→ **Your task**
Quote all entries exactly, leaving pictures aside.
╭─ Dataset excerpts
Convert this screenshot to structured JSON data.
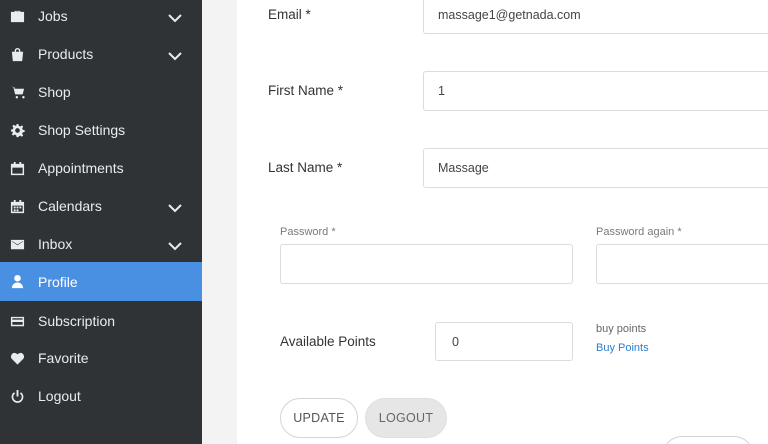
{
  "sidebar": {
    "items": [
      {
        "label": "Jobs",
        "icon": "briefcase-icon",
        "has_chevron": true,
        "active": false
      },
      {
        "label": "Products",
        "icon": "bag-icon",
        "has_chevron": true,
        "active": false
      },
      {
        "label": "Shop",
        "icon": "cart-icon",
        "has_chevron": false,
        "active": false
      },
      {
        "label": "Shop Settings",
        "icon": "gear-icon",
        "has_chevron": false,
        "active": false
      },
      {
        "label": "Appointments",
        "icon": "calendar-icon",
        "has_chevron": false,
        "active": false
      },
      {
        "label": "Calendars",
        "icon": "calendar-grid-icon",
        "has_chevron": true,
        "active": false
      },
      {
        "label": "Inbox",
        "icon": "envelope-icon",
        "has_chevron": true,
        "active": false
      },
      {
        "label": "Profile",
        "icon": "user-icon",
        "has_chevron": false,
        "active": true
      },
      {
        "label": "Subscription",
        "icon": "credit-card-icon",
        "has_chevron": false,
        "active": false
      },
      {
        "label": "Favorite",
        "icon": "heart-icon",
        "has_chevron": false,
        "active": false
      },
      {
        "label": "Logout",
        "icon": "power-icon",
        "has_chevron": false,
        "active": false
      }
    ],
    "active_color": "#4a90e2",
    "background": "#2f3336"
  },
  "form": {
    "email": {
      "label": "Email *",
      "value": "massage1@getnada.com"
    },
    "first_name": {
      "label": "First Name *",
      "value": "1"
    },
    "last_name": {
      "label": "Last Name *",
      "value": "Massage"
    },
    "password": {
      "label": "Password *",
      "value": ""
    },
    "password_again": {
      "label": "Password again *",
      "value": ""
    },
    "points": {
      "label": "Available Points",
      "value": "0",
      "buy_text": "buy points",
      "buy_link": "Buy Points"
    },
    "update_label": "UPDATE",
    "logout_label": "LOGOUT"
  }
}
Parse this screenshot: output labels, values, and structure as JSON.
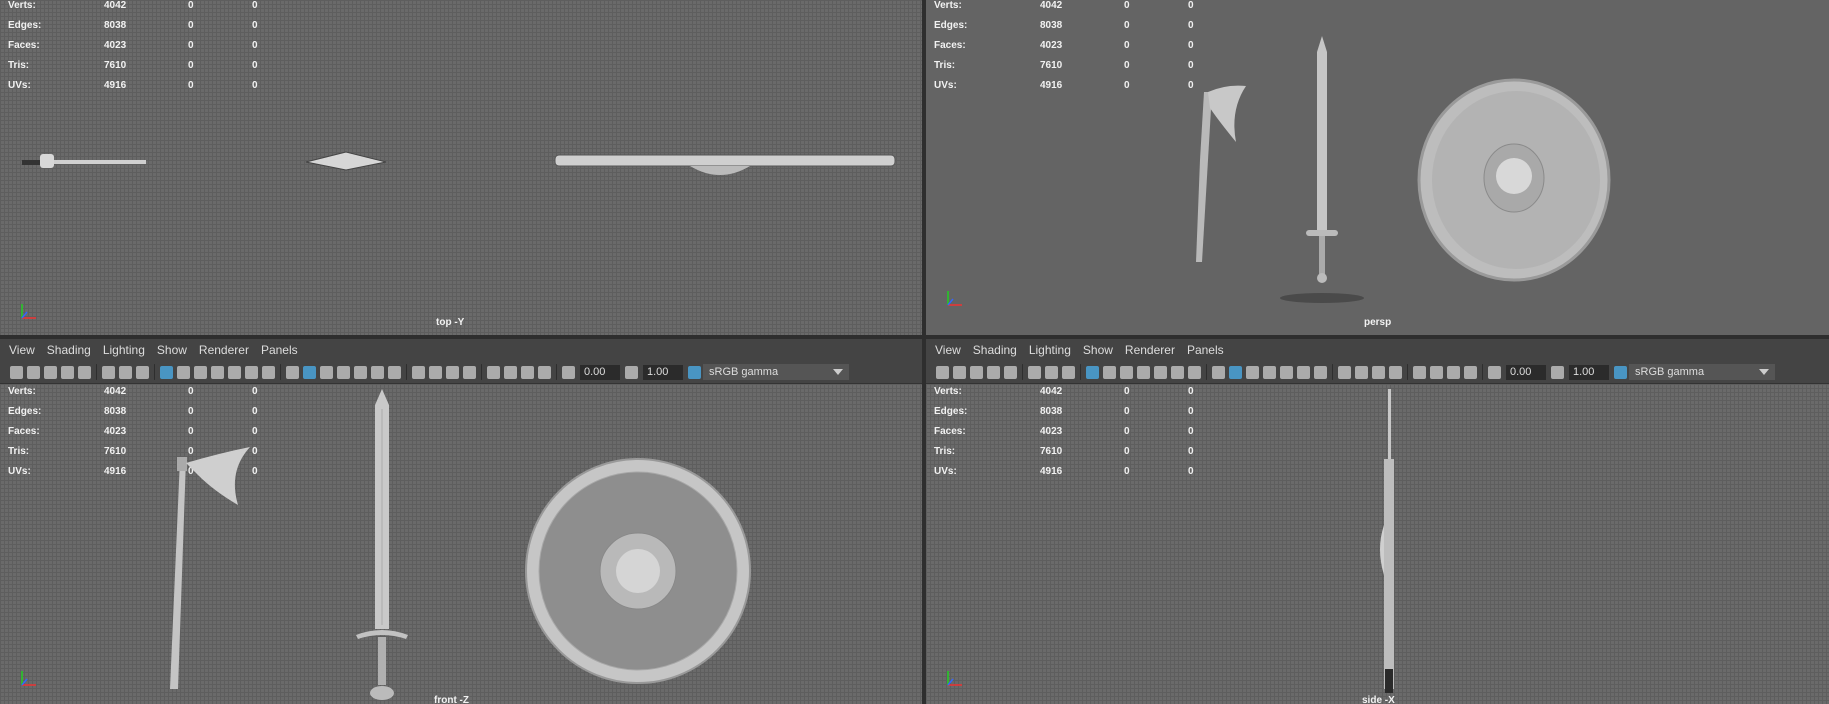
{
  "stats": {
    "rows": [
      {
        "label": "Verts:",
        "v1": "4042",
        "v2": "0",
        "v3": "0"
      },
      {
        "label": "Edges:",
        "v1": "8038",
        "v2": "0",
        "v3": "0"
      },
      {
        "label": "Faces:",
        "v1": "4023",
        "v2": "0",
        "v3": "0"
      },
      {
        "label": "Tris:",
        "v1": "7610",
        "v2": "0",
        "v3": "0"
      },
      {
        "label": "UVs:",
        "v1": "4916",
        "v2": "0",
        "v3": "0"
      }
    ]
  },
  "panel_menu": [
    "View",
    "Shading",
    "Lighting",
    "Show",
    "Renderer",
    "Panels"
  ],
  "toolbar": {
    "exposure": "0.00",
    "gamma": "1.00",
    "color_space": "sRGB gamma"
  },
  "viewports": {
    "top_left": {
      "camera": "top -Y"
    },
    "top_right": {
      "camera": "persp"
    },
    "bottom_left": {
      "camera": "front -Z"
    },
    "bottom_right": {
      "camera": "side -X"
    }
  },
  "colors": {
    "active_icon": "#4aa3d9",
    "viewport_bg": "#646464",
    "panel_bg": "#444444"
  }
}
╰─
→ **Task result**
Convert this screenshot to structured JSON data.
{
  "sidebar": {
    "items": [
      {
        "label": "Jobs",
        "icon": "briefcase-icon",
        "has_chevron": true,
        "active": false
      },
      {
        "label": "Products",
        "icon": "bag-icon",
        "has_chevron": true,
        "active": false
      },
      {
        "label": "Shop",
        "icon": "cart-icon",
        "has_chevron": false,
        "active": false
      },
      {
        "label": "Shop Settings",
        "icon": "gear-icon",
        "has_chevron": false,
        "active": false
      },
      {
        "label": "Appointments",
        "icon": "calendar-icon",
        "has_chevron": false,
        "active": false
      },
      {
        "label": "Calendars",
        "icon": "calendar-grid-icon",
        "has_chevron": true,
        "active": false
      },
      {
        "label": "Inbox",
        "icon": "envelope-icon",
        "has_chevron": true,
        "active": false
      },
      {
        "label": "Profile",
        "icon": "user-icon",
        "has_chevron": false,
        "active": true
      },
      {
        "label": "Subscription",
        "icon": "credit-card-icon",
        "has_chevron": false,
        "active": false
      },
      {
        "label": "Favorite",
        "icon": "heart-icon",
        "has_chevron": false,
        "active": false
      },
      {
        "label": "Logout",
        "icon": "power-icon",
        "has_chevron": false,
        "active": false
      }
    ],
    "active_color": "#4a90e2",
    "background": "#2f3336"
  },
  "form": {
    "email": {
      "label": "Email *",
      "value": "massage1@getnada.com"
    },
    "first_name": {
      "label": "First Name *",
      "value": "1"
    },
    "last_name": {
      "label": "Last Name *",
      "value": "Massage"
    },
    "password": {
      "label": "Password *",
      "value": ""
    },
    "password_again": {
      "label": "Password again *",
      "value": ""
    },
    "points": {
      "label": "Available Points",
      "value": "0",
      "buy_text": "buy points",
      "buy_link": "Buy Points"
    },
    "update_label": "UPDATE",
    "logout_label": "LOGOUT"
  }
}
Parse this screenshot: output labels, values, and structure as JSON.
{
  "stats": {
    "rows": [
      {
        "label": "Verts:",
        "v1": "4042",
        "v2": "0",
        "v3": "0"
      },
      {
        "label": "Edges:",
        "v1": "8038",
        "v2": "0",
        "v3": "0"
      },
      {
        "label": "Faces:",
        "v1": "4023",
        "v2": "0",
        "v3": "0"
      },
      {
        "label": "Tris:",
        "v1": "7610",
        "v2": "0",
        "v3": "0"
      },
      {
        "label": "UVs:",
        "v1": "4916",
        "v2": "0",
        "v3": "0"
      }
    ]
  },
  "panel_menu": [
    "View",
    "Shading",
    "Lighting",
    "Show",
    "Renderer",
    "Panels"
  ],
  "toolbar": {
    "exposure": "0.00",
    "gamma": "1.00",
    "color_space": "sRGB gamma"
  },
  "viewports": {
    "top_left": {
      "camera": "top -Y"
    },
    "top_right": {
      "camera": "persp"
    },
    "bottom_left": {
      "camera": "front -Z"
    },
    "bottom_right": {
      "camera": "side -X"
    }
  },
  "colors": {
    "active_icon": "#4aa3d9",
    "viewport_bg": "#646464",
    "panel_bg": "#444444"
  }
}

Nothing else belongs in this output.